Given data =
※ ※ ※
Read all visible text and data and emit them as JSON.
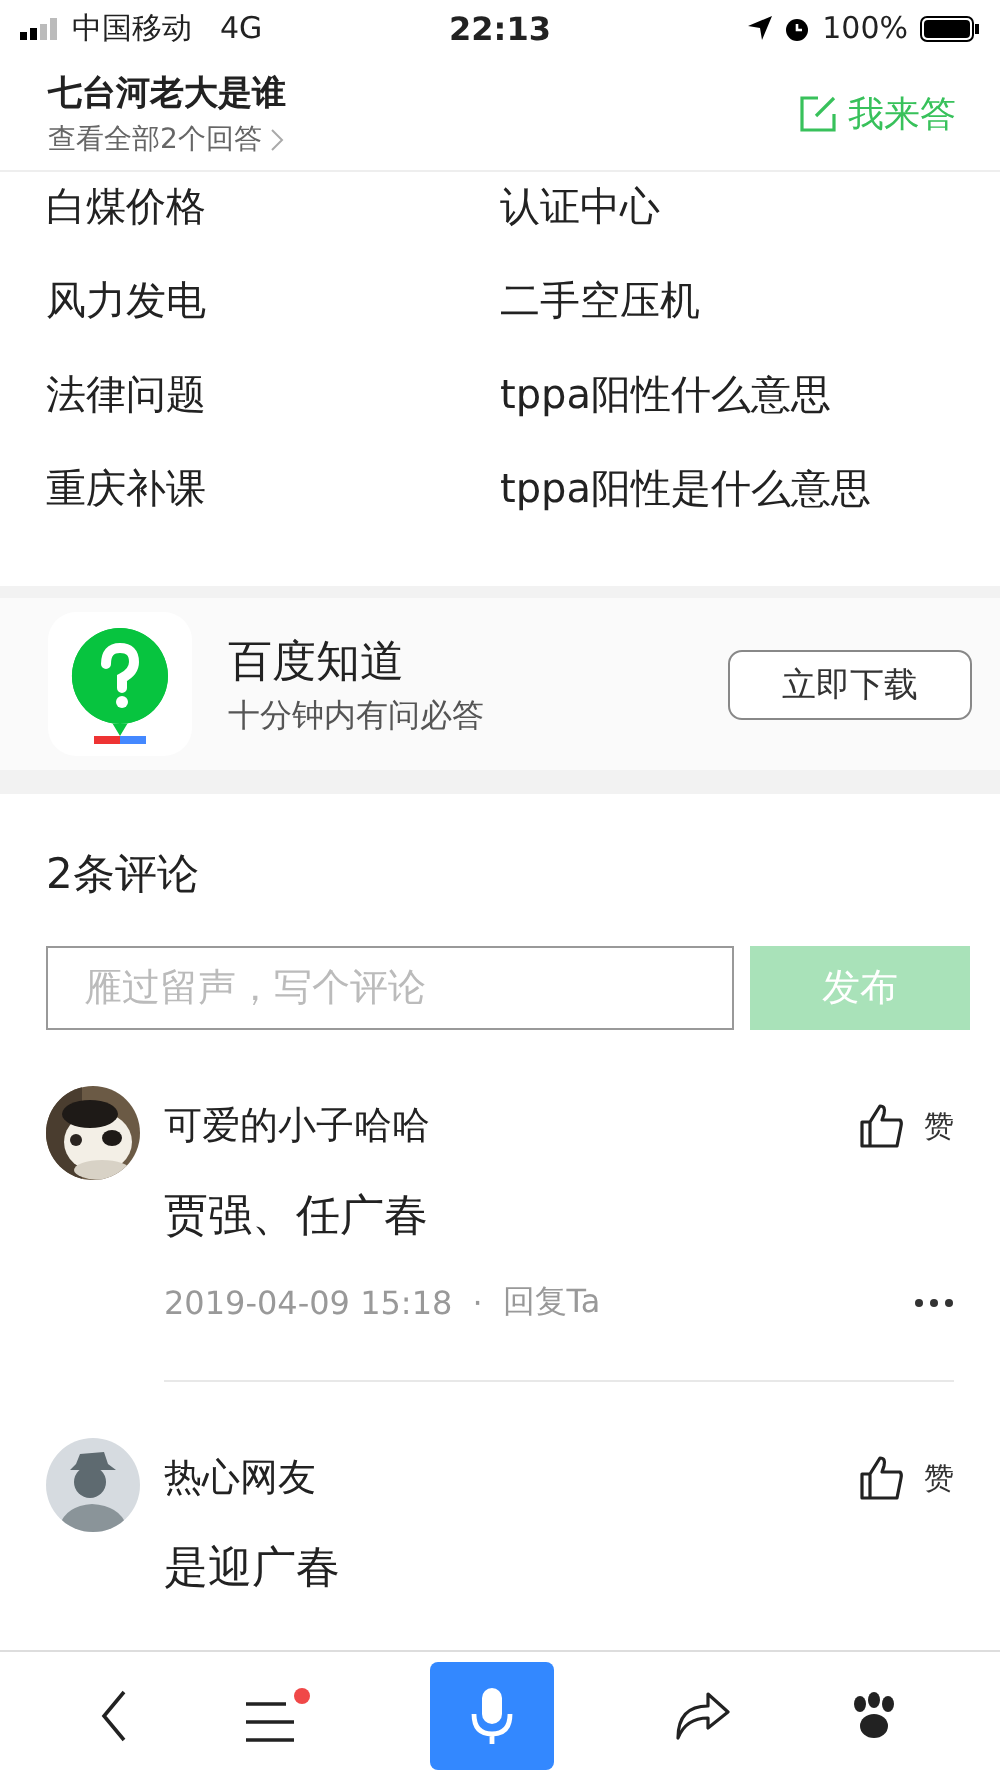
{
  "status_bar": {
    "carrier": "中国移动",
    "network": "4G",
    "time": "22:13",
    "battery": "100%"
  },
  "header": {
    "title": "七台河老大是谁",
    "subtitle": "查看全部2个回答",
    "action": "我来答"
  },
  "related_links": [
    "白煤价格",
    "认证中心",
    "风力发电",
    "二手空压机",
    "法律问题",
    "tppa阳性什么意思",
    "重庆补课",
    "tppa阳性是什么意思"
  ],
  "app_promo": {
    "name": "百度知道",
    "tagline": "十分钟内有问必答",
    "button": "立即下载"
  },
  "comments": {
    "title": "2条评论",
    "input": {
      "placeholder": "雁过留声，写个评论"
    },
    "submit": {
      "label": "发布",
      "disabled": true
    },
    "items": [
      {
        "kind": "picture",
        "name": "可爱的小子哈哈",
        "text": "贾强、任广春",
        "like": "赞",
        "date": "2019-04-09 15:18",
        "separator": "·",
        "reply": "回复Ta"
      },
      {
        "kind": "silhouette",
        "name": "热心网友",
        "text": "是迎广春",
        "like": "赞"
      }
    ]
  },
  "bottom_bar": {
    "menu_badge": true
  }
}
※ ※ ※
Given problem = Pictures in the records must not appear in the copy; transcribe everything else precisely.

Task result =
Read all visible text and data and emit them as JSON.
{
  "status_bar": {
    "carrier": "中国移动",
    "network": "4G",
    "time": "22:13",
    "battery": "100%"
  },
  "header": {
    "title": "七台河老大是谁",
    "subtitle": "查看全部2个回答",
    "action": "我来答"
  },
  "related_links": [
    "白煤价格",
    "认证中心",
    "风力发电",
    "二手空压机",
    "法律问题",
    "tppa阳性什么意思",
    "重庆补课",
    "tppa阳性是什么意思"
  ],
  "app_promo": {
    "name": "百度知道",
    "tagline": "十分钟内有问必答",
    "button": "立即下载"
  },
  "comments": {
    "title": "2条评论",
    "input": {
      "placeholder": "雁过留声，写个评论"
    },
    "submit": {
      "label": "发布",
      "disabled": true
    },
    "items": [
      {
        "kind": "picture",
        "name": "可爱的小子哈哈",
        "text": "贾强、任广春",
        "like": "赞",
        "date": "2019-04-09 15:18",
        "separator": "·",
        "reply": "回复Ta"
      },
      {
        "kind": "silhouette",
        "name": "热心网友",
        "text": "是迎广春",
        "like": "赞"
      }
    ]
  },
  "bottom_bar": {
    "menu_badge": true
  }
}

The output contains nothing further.